Source material
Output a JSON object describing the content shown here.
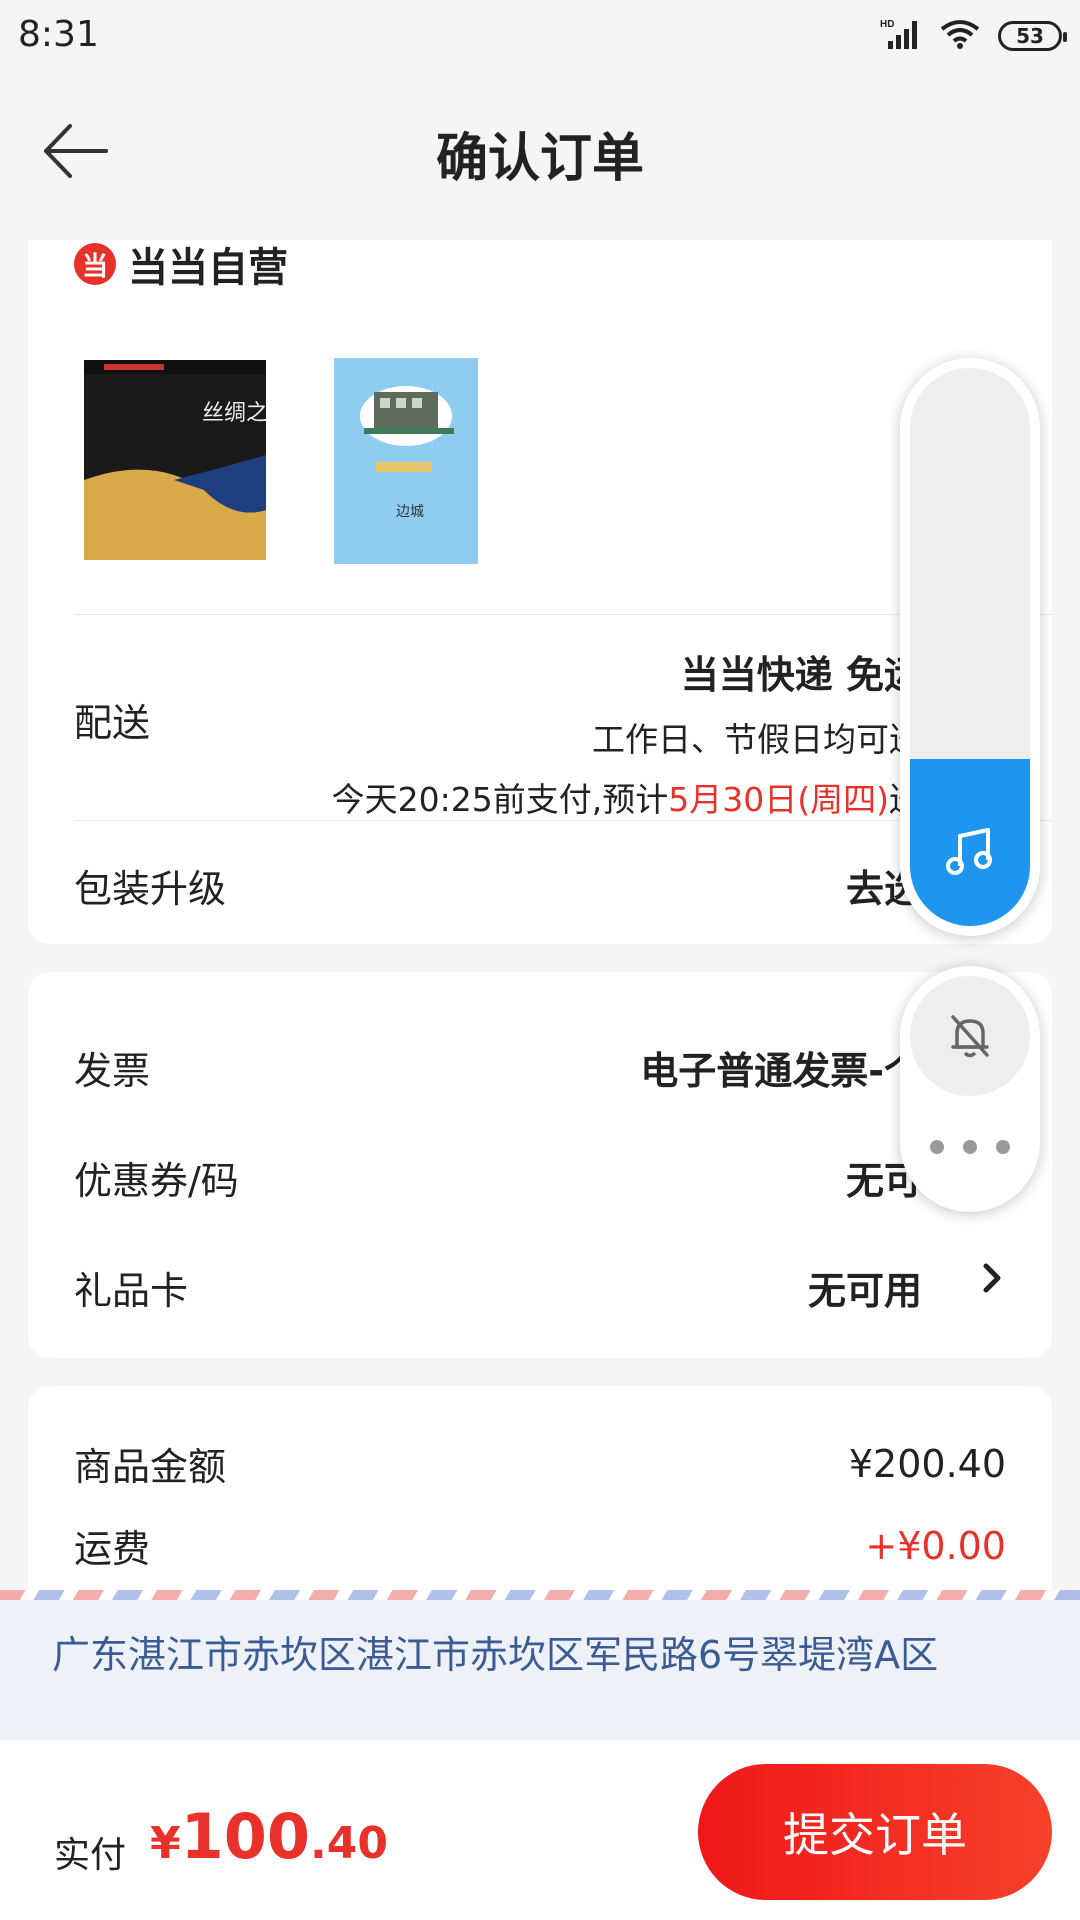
{
  "status_bar": {
    "time": "8:31",
    "network": "HD",
    "battery": "53"
  },
  "header": {
    "title": "确认订单"
  },
  "shop": {
    "logo_char": "当",
    "name": "当当自营"
  },
  "products": [
    {
      "title": "丝绸之路"
    },
    {
      "title": "边城"
    }
  ],
  "delivery": {
    "label": "配送",
    "method": "当当快递 免运",
    "days": "工作日、节假日均可送",
    "eta_prefix": "今天20:25前支付,预计",
    "eta_date": "5月30日(周四)",
    "eta_suffix": "送"
  },
  "packaging": {
    "label": "包装升级",
    "value": "去选"
  },
  "invoice": {
    "label": "发票",
    "value": "电子普通发票-个"
  },
  "coupon": {
    "label": "优惠券/码",
    "value": "无可"
  },
  "giftcard": {
    "label": "礼品卡",
    "value": "无可用"
  },
  "price": {
    "subtotal_label": "商品金额",
    "subtotal": "¥200.40",
    "shipping_label": "运费",
    "shipping": "+¥0.00"
  },
  "address": {
    "text": "广东湛江市赤坎区湛江市赤坎区军民路6号翠堤湾A区"
  },
  "footer": {
    "pay_label": "实付",
    "currency": "¥",
    "amount_int": "100",
    "amount_dec": ".40",
    "submit_label": "提交订单"
  },
  "floating": {
    "volume_level": 0.3,
    "volume_color": "#1e96f0"
  },
  "colors": {
    "accent": "#e8312a",
    "address_text": "#3b5b94"
  }
}
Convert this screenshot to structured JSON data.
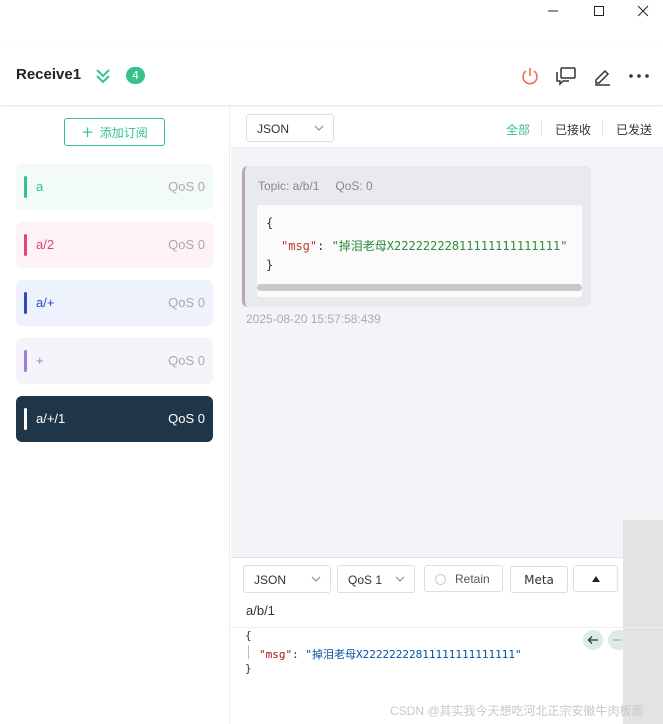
{
  "window": {
    "minimize_glyph": "—",
    "maximize_glyph": "☐",
    "close_glyph": "✕"
  },
  "header": {
    "connection_name": "Receive1",
    "badge_count": "4",
    "icons": [
      "power-icon",
      "chat-icon",
      "edit-icon",
      "more-icon"
    ]
  },
  "sidebar": {
    "add_label": "添加订阅",
    "items": [
      {
        "topic": "a",
        "qos": "QoS 0",
        "color": "#34c388",
        "bg": "#f2fbf7",
        "text": "#34c388"
      },
      {
        "topic": "a/2",
        "qos": "QoS 0",
        "color": "#e5407a",
        "bg": "#fdf2f5",
        "text": "#e5407a"
      },
      {
        "topic": "a/+",
        "qos": "QoS 0",
        "color": "#2b4cc4",
        "bg": "#eef2fc",
        "text": "#2b4cc4"
      },
      {
        "topic": "+",
        "qos": "QoS 0",
        "color": "#9b7fd6",
        "bg": "#f6f4fb",
        "text": "#9b7fd6"
      },
      {
        "topic": "a/+/1",
        "qos": "QoS 0",
        "color": "#ffffff",
        "bg": "#1f3648",
        "text": "#ffffff",
        "selected": true
      }
    ]
  },
  "filter": {
    "format": "JSON",
    "tabs": [
      "全部",
      "已接收",
      "已发送"
    ],
    "active_tab": "全部"
  },
  "message": {
    "topic": "Topic: a/b/1",
    "qos": "QoS: 0",
    "open_brace": "{",
    "key": "\"msg\"",
    "colon": ": ",
    "value": "\"掉泪老母X22222222811111111111111\"",
    "close_brace": "}",
    "time": "2025-08-20 15:57:58:439"
  },
  "composer": {
    "format": "JSON",
    "qos": "QoS 1",
    "retain_label": "Retain",
    "meta_label": "Meta",
    "topic": "a/b/1",
    "open_brace": "{",
    "key": "\"msg\"",
    "colon": ": ",
    "value": "\"掉泪老母X22222222811111111111111\"",
    "close_brace": "}"
  },
  "watermark": "CSDN @其实我今天想吃河北正宗安徽牛肉板面",
  "colors": {
    "accent": "#34c388",
    "selected_bg": "#1f3648"
  }
}
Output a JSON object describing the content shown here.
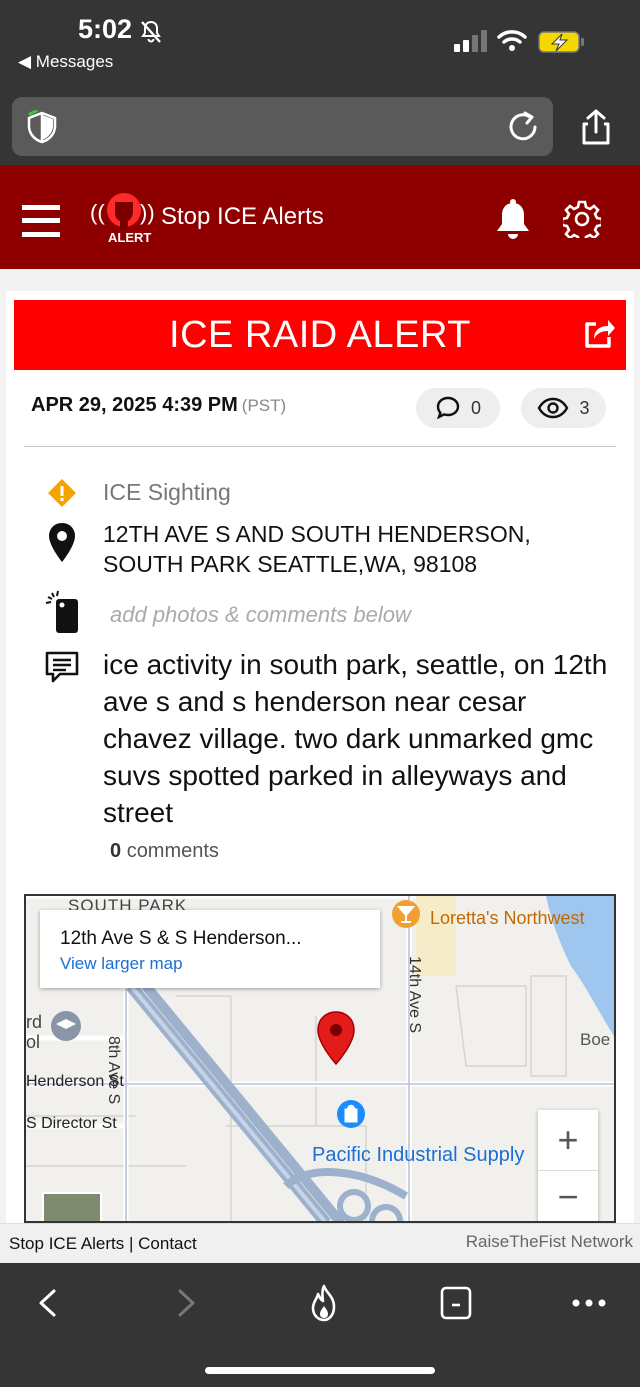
{
  "status_bar": {
    "time": "5:02",
    "back_label": "Messages"
  },
  "icons": {
    "silent": "bell-slash-icon",
    "signal": "cellular-signal-icon",
    "wifi": "wifi-icon",
    "battery": "battery-charging-icon",
    "shield": "shield-icon",
    "reload": "reload-icon",
    "share": "share-icon",
    "menu": "hamburger-icon",
    "notifications": "bell-icon",
    "settings": "gear-icon"
  },
  "app": {
    "title": "Stop ICE Alerts",
    "logo_text": "ALERT",
    "brand_color": "#8e0000"
  },
  "alert": {
    "banner_title": "ICE RAID ALERT",
    "banner_color": "#ff0000",
    "date": "APR 29, 2025 4:39 PM",
    "timezone": "(PST)",
    "comment_count": "0",
    "view_count": "3",
    "type": "ICE Sighting",
    "address_line1": "12TH AVE S AND SOUTH HENDERSON,",
    "address_line2": "SOUTH PARK SEATTLE,WA, 98108",
    "add_photos_hint": "add photos & comments below",
    "description": "ice activity in south park, seattle, on 12th ave s and s henderson near cesar chavez village. two dark unmarked gmc suvs spotted parked in alleyways and street",
    "comments_number": "0",
    "comments_label": "comments"
  },
  "map": {
    "card_title": "12th Ave S & S Henderson...",
    "card_link": "View larger map",
    "labels": {
      "area": "SOUTH PARK",
      "poi_restaurant": "Loretta's Northwest",
      "poi_store": "Pacific Industrial Supply",
      "street_henderson": "Henderson St",
      "street_director": "S Director St",
      "street_8th": "8th Ave S",
      "street_14th": "14th Ave S",
      "edge_right": "Boe",
      "edge_left_1": "rd",
      "edge_left_2": "ol"
    },
    "zoom_in": "+",
    "zoom_out": "−"
  },
  "footer": {
    "left": "Stop ICE Alerts | Contact",
    "right": "RaiseTheFist Network"
  }
}
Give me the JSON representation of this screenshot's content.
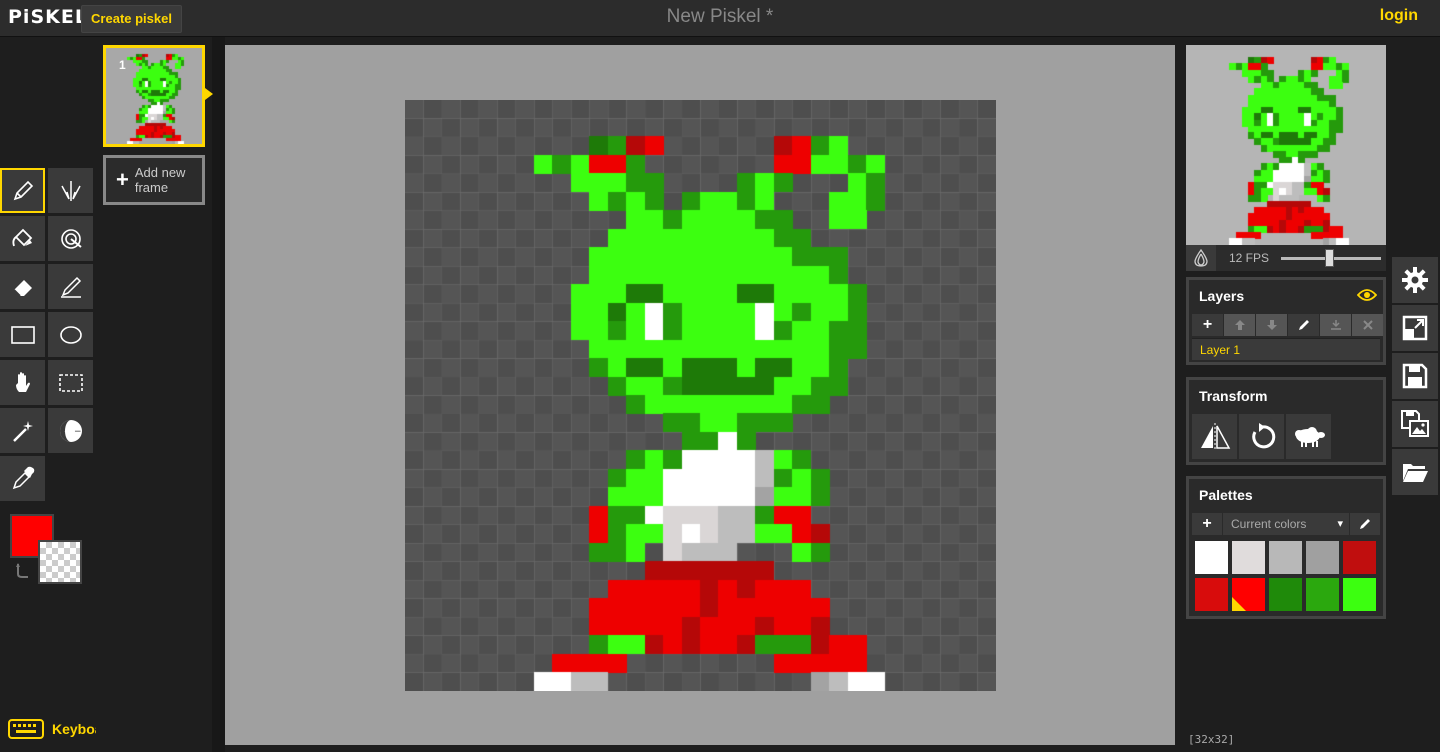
{
  "app": {
    "logo": "PiSKEL",
    "title": "New Piskel *",
    "create_label": "Create piskel",
    "login_label": "login"
  },
  "frames": {
    "items": [
      {
        "number": "1"
      }
    ],
    "add_label": "Add new frame"
  },
  "tools": [
    {
      "name": "pen-tool",
      "icon": "pen-icon",
      "selected": true
    },
    {
      "name": "vertical-mirror-pen-tool",
      "icon": "mirror-pen-icon"
    },
    {
      "name": "paint-bucket-tool",
      "icon": "bucket-icon"
    },
    {
      "name": "paint-all-same-color-tool",
      "icon": "magic-bucket-icon"
    },
    {
      "name": "eraser-tool",
      "icon": "eraser-icon"
    },
    {
      "name": "stroke-tool",
      "icon": "stroke-icon"
    },
    {
      "name": "rectangle-tool",
      "icon": "rectangle-icon"
    },
    {
      "name": "circle-tool",
      "icon": "circle-icon"
    },
    {
      "name": "move-tool",
      "icon": "hand-icon"
    },
    {
      "name": "rectangle-selection-tool",
      "icon": "selection-icon"
    },
    {
      "name": "shape-selection-tool",
      "icon": "magic-wand-icon"
    },
    {
      "name": "lighten-tool",
      "icon": "lighten-icon"
    },
    {
      "name": "color-picker-tool",
      "icon": "eyedropper-icon"
    }
  ],
  "colors": {
    "primary": "#ff0000",
    "secondary": "transparent"
  },
  "footer": {
    "shortcuts_label": "Keyboard shortcuts",
    "resolution": "[32x32]"
  },
  "preview": {
    "fps_label": "12 FPS",
    "fps": 12
  },
  "layers": {
    "title": "Layers",
    "items": [
      {
        "name": "Layer 1",
        "selected": true
      }
    ]
  },
  "transform": {
    "title": "Transform"
  },
  "palettes": {
    "title": "Palettes",
    "selected_palette": "Current colors",
    "colors": [
      "#ffffff",
      "#e0dcdc",
      "#b8b8b8",
      "#a0a0a0",
      "#c00e0e",
      "#d80c0c",
      "#ff0000",
      "#1f8a0a",
      "#2ba80e",
      "#3cff10"
    ],
    "selected_index": 6
  },
  "sprite": {
    "width": 32,
    "height": 32,
    "palette": {
      "G": "#3cff10",
      "D": "#259a0c",
      "E": "#1e7a08",
      "R": "#ee0000",
      "r": "#b50808",
      "W": "#ffffff",
      "w": "#dad6d6",
      "s": "#bdbdbd",
      "x": "#a3a3a3"
    },
    "rows": [
      "................................",
      "................................",
      "..........EDrR......rRDG........",
      ".......GDGRRD.......RRGGDG......",
      ".........GGGDD....DGD...GD......",
      "..........GDGD.DGGDG...GGD......",
      "............GGDGGGGDD..GG.......",
      "...........GGGGGGGGGDD..........",
      "..........GGGGGGGGGGGDDD........",
      "..........GGGGGGGGGGGGGD........",
      ".........GGGEEGGGGEEGGGGD.......",
      ".........GGEGWDGGGGWGDGGD.......",
      ".........GGDGWDGGGGWDGGDD.......",
      "..........GGGGGGGGGGGGGDD.......",
      "..........DGEEGEEEGEEGGD........",
      "...........DGGDEEEEEGGDD........",
      "............DGGGGGGGGDD.........",
      "..............DDGGDDD...........",
      "...............DDWD.............",
      "............DGDWWWWsGD..........",
      "...........DGGWWWWWsDGD.........",
      "...........GGGWWWWWxGGD.........",
      "..........RDDWwwwssDRR..........",
      "..........RDGGwWwssGGRr.........",
      "..........DDG.wsss...GD.........",
      ".............rrrrrrr............",
      "...........RRRRRrRrRRR..........",
      "..........RRRRRRrRRRRRR.........",
      "..........RRRRRrRRRrRRr.........",
      "..........DGGrRrRRrDDDrRR.......",
      "........RRRR........RRRRR.......",
      ".......WWss...........xsWW......"
    ]
  }
}
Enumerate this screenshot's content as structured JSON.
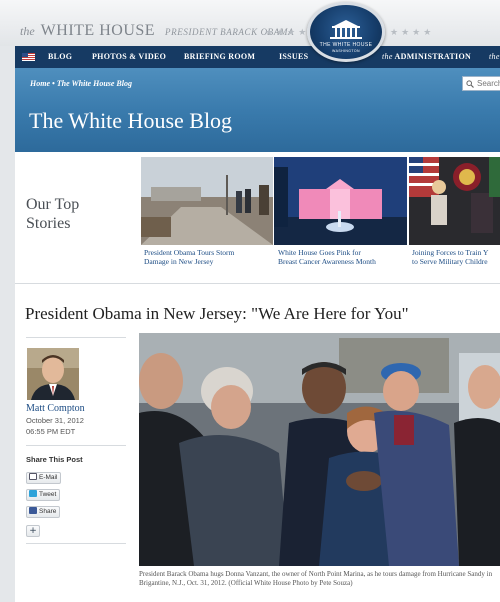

Task details
What is the number of lines in the records above that include the word "ffffff"? Reply with that number and nothing more.

Output for this task
4